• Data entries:

● ● ● ● ●

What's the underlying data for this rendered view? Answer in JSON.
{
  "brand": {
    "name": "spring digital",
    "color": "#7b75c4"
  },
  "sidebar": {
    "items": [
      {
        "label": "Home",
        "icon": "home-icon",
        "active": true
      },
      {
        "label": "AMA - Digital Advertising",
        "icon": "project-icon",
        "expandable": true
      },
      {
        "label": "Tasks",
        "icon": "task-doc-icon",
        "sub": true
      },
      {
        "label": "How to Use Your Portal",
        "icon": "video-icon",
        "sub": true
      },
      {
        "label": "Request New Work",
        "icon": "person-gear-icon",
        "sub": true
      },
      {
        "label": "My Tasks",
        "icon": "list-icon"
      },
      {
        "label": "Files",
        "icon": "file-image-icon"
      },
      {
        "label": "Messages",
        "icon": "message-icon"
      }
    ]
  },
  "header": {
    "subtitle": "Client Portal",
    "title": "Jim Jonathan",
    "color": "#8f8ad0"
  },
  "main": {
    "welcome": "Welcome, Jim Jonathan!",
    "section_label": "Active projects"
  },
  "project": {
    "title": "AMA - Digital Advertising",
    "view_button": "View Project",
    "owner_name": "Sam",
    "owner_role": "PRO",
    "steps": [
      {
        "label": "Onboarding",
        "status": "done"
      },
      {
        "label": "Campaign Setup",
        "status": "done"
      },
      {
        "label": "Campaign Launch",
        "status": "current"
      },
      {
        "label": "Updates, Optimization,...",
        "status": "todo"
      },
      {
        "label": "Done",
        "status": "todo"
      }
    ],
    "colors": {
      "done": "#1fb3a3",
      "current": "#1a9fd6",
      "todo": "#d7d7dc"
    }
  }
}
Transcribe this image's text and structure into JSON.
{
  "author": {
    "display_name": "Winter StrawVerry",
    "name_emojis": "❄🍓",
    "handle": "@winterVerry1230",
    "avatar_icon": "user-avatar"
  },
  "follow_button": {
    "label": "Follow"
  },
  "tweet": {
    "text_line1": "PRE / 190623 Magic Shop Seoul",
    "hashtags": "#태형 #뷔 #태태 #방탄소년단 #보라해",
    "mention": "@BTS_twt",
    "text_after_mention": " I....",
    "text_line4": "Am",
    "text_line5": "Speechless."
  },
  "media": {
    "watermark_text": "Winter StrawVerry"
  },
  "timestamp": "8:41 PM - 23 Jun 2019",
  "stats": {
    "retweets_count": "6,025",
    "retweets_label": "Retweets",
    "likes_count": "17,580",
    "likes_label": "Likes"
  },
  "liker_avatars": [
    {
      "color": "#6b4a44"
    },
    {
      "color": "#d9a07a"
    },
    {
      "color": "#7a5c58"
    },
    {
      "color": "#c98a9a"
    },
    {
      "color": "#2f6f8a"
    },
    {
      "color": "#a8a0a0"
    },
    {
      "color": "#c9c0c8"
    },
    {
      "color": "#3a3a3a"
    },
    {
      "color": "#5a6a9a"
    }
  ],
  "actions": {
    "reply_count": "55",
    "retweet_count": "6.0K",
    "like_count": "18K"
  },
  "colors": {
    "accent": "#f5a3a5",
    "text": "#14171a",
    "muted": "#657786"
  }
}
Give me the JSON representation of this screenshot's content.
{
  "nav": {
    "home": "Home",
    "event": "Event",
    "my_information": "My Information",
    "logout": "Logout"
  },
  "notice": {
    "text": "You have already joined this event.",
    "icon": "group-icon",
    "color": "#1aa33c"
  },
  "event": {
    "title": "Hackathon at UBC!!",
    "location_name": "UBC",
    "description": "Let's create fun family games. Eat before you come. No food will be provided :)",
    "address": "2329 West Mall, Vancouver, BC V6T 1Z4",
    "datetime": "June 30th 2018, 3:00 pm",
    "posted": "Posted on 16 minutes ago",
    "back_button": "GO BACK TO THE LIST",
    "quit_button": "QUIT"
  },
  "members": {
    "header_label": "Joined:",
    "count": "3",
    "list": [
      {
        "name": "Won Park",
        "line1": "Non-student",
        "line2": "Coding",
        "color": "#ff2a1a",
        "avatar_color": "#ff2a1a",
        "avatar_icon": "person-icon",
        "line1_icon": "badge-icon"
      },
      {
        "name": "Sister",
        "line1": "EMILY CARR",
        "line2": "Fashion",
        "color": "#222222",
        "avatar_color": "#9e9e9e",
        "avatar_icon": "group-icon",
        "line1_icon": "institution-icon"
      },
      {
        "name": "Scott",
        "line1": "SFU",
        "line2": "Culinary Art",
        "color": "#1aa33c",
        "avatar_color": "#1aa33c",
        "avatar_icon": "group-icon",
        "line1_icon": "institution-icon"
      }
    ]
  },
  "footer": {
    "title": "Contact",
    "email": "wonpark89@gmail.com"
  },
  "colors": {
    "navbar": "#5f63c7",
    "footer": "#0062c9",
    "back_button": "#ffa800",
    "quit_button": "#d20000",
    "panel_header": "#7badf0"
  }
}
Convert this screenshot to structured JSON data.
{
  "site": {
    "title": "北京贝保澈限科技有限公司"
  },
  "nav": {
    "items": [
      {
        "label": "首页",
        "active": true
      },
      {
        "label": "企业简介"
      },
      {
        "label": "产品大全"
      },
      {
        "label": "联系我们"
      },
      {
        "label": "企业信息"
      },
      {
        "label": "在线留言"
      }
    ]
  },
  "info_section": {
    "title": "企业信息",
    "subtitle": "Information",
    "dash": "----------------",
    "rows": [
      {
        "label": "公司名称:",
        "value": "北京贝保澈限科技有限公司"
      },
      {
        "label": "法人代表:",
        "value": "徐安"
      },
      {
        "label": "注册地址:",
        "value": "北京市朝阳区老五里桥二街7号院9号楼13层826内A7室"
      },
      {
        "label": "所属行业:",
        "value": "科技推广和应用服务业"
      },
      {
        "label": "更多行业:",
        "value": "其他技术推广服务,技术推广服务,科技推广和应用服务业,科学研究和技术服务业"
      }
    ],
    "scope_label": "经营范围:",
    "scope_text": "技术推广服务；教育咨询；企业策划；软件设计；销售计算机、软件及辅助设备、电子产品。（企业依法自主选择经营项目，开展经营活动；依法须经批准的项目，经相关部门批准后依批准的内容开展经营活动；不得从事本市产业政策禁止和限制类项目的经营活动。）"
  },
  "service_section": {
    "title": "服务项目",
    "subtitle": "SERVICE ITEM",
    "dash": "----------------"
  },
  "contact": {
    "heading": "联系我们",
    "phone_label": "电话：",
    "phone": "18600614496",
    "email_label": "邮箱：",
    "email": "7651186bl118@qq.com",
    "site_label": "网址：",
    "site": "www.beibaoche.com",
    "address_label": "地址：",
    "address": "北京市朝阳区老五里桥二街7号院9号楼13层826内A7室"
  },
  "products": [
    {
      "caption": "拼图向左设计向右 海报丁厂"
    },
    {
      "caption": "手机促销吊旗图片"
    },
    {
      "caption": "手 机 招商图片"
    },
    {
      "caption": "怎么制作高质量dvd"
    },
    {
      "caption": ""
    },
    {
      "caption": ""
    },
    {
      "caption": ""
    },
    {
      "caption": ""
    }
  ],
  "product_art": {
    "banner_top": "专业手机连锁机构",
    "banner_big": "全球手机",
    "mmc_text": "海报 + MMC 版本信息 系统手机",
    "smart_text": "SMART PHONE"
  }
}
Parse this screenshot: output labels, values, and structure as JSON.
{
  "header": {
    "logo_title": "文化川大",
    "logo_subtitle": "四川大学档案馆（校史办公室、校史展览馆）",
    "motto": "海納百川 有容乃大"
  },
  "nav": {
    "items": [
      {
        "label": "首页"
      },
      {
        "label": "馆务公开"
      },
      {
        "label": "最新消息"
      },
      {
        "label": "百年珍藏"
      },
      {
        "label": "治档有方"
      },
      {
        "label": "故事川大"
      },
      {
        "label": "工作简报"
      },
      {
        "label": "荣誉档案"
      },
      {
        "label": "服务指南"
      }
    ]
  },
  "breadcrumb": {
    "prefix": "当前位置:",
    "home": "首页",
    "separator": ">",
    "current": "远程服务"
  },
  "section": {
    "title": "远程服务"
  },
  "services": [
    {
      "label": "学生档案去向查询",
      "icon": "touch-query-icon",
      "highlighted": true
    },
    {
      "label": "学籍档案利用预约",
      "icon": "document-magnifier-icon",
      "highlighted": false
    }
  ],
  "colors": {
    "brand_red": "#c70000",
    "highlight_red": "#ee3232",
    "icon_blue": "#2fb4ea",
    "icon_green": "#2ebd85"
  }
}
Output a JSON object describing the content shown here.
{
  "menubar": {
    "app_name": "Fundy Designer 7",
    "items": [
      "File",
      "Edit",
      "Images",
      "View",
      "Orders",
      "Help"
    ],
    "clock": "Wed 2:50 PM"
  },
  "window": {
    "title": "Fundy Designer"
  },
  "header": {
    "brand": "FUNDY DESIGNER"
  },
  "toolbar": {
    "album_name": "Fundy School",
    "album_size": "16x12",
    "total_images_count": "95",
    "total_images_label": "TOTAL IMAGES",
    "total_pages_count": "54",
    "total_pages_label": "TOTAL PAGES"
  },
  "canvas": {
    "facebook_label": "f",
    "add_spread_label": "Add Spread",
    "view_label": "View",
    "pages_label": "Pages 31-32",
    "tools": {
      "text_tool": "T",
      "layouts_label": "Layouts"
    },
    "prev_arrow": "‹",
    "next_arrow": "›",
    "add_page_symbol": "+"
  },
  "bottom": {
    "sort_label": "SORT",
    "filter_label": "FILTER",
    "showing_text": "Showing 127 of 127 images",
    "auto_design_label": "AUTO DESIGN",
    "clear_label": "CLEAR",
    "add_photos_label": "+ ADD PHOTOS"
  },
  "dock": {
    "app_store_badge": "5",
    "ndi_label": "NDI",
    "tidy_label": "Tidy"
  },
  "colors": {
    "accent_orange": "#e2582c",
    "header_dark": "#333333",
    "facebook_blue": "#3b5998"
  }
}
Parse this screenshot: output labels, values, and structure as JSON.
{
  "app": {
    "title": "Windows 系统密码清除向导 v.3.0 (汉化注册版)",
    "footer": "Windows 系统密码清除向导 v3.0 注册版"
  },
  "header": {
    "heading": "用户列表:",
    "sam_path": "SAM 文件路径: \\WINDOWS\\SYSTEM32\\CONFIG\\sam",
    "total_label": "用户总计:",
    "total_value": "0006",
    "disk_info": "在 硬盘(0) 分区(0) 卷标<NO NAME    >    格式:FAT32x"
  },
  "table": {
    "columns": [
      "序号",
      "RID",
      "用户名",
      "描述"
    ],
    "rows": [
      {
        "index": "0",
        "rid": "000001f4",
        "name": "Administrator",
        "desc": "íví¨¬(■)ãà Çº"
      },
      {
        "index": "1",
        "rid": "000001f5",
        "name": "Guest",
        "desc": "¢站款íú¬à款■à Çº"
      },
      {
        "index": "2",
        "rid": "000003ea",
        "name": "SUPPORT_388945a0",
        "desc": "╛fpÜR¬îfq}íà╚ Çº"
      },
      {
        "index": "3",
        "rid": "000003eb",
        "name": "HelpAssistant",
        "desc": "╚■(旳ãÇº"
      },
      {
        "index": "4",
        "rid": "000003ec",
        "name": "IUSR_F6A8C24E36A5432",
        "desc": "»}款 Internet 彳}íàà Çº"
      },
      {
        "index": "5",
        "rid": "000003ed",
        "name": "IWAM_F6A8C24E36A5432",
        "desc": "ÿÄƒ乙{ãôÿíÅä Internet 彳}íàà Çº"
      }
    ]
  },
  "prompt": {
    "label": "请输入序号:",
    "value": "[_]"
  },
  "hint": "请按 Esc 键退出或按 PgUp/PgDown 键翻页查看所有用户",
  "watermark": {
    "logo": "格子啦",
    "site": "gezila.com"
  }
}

● ● ● ● ●

• Problem: Your task is to pick out every line with the string "index" and copy it.

• Exercise answer:
        "index": "0",
        "index": "1",
        "index": "2",
        "index": "3",
        "index": "4",
        "index": "5",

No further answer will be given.